- [What is being asked]: Extract the complete listing and repeat it word for word.

- [Raw data]:
◇ ◇ ◇ ◇
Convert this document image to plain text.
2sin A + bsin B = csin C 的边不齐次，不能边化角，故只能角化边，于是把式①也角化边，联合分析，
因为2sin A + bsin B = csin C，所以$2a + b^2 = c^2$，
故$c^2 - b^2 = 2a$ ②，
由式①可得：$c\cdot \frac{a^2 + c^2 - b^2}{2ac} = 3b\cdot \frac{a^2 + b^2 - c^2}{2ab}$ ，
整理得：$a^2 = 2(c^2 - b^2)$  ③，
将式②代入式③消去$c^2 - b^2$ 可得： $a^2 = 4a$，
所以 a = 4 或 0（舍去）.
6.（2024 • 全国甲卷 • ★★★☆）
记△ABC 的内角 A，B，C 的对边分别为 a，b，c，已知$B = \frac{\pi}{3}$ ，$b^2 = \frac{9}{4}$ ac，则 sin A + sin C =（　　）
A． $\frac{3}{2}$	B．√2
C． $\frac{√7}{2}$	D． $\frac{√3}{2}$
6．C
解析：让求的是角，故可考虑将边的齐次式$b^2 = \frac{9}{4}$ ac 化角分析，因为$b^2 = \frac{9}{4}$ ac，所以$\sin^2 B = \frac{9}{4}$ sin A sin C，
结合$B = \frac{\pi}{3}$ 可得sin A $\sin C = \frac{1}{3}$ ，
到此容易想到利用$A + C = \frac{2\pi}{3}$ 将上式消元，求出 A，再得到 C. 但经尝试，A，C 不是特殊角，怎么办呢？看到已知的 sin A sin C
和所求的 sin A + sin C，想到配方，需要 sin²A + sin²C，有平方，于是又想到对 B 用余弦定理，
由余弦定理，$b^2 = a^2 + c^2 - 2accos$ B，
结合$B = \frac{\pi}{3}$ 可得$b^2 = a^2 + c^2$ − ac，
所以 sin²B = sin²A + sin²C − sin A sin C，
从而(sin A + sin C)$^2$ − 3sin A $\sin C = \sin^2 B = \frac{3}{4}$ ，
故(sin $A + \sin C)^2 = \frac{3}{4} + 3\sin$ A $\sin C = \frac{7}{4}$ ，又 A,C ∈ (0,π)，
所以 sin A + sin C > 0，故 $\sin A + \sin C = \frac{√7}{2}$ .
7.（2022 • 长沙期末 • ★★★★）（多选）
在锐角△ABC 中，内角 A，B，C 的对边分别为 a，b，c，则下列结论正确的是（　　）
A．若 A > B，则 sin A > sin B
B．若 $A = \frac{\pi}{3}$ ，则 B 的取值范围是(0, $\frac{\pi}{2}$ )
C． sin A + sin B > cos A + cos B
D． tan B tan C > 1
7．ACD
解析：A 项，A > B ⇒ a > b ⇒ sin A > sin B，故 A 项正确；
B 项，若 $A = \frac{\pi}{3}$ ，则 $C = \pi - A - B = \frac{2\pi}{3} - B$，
◇ ◇ ◇ ◇
- [Solution to this task]:
Convert this document image to plain text.
2sin A + bsin B = csin C 的边不齐次，不能边化角，故只能角化边，于是把式①也角化边，联合分析，
因为2sin A + bsin B = csin C，所以$2a + b^2 = c^2$，
故$c^2 - b^2 = 2a$ ②，
由式①可得：$c\cdot \frac{a^2 + c^2 - b^2}{2ac} = 3b\cdot \frac{a^2 + b^2 - c^2}{2ab}$ ，
整理得：$a^2 = 2(c^2 - b^2)$  ③，
将式②代入式③消去$c^2 - b^2$ 可得： $a^2 = 4a$，
所以 a = 4 或 0（舍去）.
6.（2024 • 全国甲卷 • ★★★☆）
记△ABC 的内角 A，B，C 的对边分别为 a，b，c，已知$B = \frac{\pi}{3}$ ，$b^2 = \frac{9}{4}$ ac，则 sin A + sin C =（　　）
A． $\frac{3}{2}$	B．√2
C． $\frac{√7}{2}$	D． $\frac{√3}{2}$
6．C
解析：让求的是角，故可考虑将边的齐次式$b^2 = \frac{9}{4}$ ac 化角分析，因为$b^2 = \frac{9}{4}$ ac，所以$\sin^2 B = \frac{9}{4}$ sin A sin C，
结合$B = \frac{\pi}{3}$ 可得sin A $\sin C = \frac{1}{3}$ ，
到此容易想到利用$A + C = \frac{2\pi}{3}$ 将上式消元，求出 A，再得到 C. 但经尝试，A，C 不是特殊角，怎么办呢？看到已知的 sin A sin C
和所求的 sin A + sin C，想到配方，需要 sin²A + sin²C，有平方，于是又想到对 B 用余弦定理，
由余弦定理，$b^2 = a^2 + c^2 - 2accos$ B，
结合$B = \frac{\pi}{3}$ 可得$b^2 = a^2 + c^2$ − ac，
所以 sin²B = sin²A + sin²C − sin A sin C，
从而(sin A + sin C)$^2$ − 3sin A $\sin C = \sin^2 B = \frac{3}{4}$ ，
故(sin $A + \sin C)^2 = \frac{3}{4} + 3\sin$ A $\sin C = \frac{7}{4}$ ，又 A,C ∈ (0,π)，
所以 sin A + sin C > 0，故 $\sin A + \sin C = \frac{√7}{2}$ .
7.（2022 • 长沙期末 • ★★★★）（多选）
在锐角△ABC 中，内角 A，B，C 的对边分别为 a，b，c，则下列结论正确的是（　　）
A．若 A > B，则 sin A > sin B
B．若 $A = \frac{\pi}{3}$ ，则 B 的取值范围是(0, $\frac{\pi}{2}$ )
C． sin A + sin B > cos A + cos B
D． tan B tan C > 1
7．ACD
解析：A 项，A > B ⇒ a > b ⇒ sin A > sin B，故 A 项正确；
B 项，若 $A = \frac{\pi}{3}$ ，则 $C = \pi - A - B = \frac{2\pi}{3} - B$，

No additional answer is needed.